### TASK DETAILS
From the material below, list every line containing "演讲比赛".

### TASK DATA
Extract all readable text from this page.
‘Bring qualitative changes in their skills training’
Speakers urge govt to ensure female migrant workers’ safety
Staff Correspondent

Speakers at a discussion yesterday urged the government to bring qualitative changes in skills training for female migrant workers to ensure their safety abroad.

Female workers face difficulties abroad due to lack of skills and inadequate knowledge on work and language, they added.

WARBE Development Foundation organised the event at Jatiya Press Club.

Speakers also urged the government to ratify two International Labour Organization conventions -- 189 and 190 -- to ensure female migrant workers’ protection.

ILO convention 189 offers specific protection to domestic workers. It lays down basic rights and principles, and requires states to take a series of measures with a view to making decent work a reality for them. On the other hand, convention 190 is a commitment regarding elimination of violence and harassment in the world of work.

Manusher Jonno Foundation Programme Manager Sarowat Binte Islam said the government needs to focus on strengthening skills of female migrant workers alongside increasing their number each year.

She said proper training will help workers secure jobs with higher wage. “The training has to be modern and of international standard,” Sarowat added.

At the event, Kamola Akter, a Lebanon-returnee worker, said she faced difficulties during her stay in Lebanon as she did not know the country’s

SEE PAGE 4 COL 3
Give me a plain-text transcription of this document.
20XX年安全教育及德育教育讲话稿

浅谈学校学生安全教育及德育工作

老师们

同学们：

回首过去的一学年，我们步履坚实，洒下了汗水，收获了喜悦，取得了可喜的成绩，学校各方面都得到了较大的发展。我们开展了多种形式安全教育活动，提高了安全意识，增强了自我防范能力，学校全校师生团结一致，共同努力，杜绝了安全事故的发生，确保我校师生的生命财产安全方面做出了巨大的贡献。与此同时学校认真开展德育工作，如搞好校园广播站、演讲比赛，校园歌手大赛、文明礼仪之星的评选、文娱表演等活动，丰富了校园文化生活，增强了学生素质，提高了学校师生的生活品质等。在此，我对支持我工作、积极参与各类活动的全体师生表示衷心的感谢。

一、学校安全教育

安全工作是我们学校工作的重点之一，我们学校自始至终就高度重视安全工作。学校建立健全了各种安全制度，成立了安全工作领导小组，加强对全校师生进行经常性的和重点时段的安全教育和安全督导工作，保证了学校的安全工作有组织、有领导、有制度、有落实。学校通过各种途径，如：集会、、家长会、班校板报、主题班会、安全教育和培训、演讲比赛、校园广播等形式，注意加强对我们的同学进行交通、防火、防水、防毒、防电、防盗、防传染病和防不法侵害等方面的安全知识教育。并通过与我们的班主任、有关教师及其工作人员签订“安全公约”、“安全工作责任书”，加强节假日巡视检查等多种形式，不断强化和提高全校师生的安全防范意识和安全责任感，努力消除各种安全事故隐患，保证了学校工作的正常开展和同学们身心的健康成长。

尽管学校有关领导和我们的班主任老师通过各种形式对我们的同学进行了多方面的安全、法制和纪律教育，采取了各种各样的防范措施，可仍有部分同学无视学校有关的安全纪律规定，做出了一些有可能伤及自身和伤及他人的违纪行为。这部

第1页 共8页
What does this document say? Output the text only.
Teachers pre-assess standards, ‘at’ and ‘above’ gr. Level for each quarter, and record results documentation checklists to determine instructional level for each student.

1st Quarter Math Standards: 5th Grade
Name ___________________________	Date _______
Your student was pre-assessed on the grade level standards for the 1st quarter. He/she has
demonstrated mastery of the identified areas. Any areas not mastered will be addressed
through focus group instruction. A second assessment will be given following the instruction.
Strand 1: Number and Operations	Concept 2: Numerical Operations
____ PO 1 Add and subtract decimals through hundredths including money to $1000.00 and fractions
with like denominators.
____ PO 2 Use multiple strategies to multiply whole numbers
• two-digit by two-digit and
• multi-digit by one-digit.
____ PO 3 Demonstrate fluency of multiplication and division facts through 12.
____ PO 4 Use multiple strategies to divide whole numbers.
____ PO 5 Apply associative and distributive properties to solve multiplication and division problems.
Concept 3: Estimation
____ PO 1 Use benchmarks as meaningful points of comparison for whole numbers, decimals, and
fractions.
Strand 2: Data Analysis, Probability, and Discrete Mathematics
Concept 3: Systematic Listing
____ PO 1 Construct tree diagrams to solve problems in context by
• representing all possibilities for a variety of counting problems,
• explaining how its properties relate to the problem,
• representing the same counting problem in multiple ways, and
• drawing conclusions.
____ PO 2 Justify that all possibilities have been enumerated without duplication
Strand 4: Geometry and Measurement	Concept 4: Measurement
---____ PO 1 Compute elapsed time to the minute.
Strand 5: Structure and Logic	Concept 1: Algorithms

### WRITTEN RESPONSE
回首过去的一学年，我们步履坚实，洒下了汗水，收获了喜悦，取得了可喜的成绩，学校各方面都得到了较大的发展。我们开展了多种形式安全教育活动，提高了安全意识，增强了自我防范能力，学校全校师生团结一致，共同努力，杜绝了安全事故的发生，确保我校师生的生命财产安全方面做出了巨大的贡献。与此同时学校认真开展德育工作，如搞好校园广播站、演讲比赛，校园歌手大赛、文明礼仪之星的评选、文娱表演等活动，丰富了校园文化生活，增强了学生素质，提高了学校师生的生活品质等。在此，我对支持我工作、积极参与各类活动的全体师生表示衷心的感谢。
安全工作是我们学校工作的重点之一，我们学校自始至终就高度重视安全工作。学校建立健全了各种安全制度，成立了安全工作领导小组，加强对全校师生进行经常性的和重点时段的安全教育和安全督导工作，保证了学校的安全工作有组织、有领导、有制度、有落实。学校通过各种途径，如：集会、、家长会、班校板报、主题班会、安全教育和培训、演讲比赛、校园广播等形式，注意加强对我们的同学进行交通、防火、防水、防毒、防电、防盗、防传染病和防不法侵害等方面的安全知识教育。并通过与我们的班主任、有关教师及其工作人员签订“安全公约”、“安全工作责任书”，加强节假日巡视检查等多种形式，不断强化和提高全校师生的安全防范意识和安全责任感，努力消除各种安全事故隐患，保证了学校工作的正常开展和同学们身心的健康成长。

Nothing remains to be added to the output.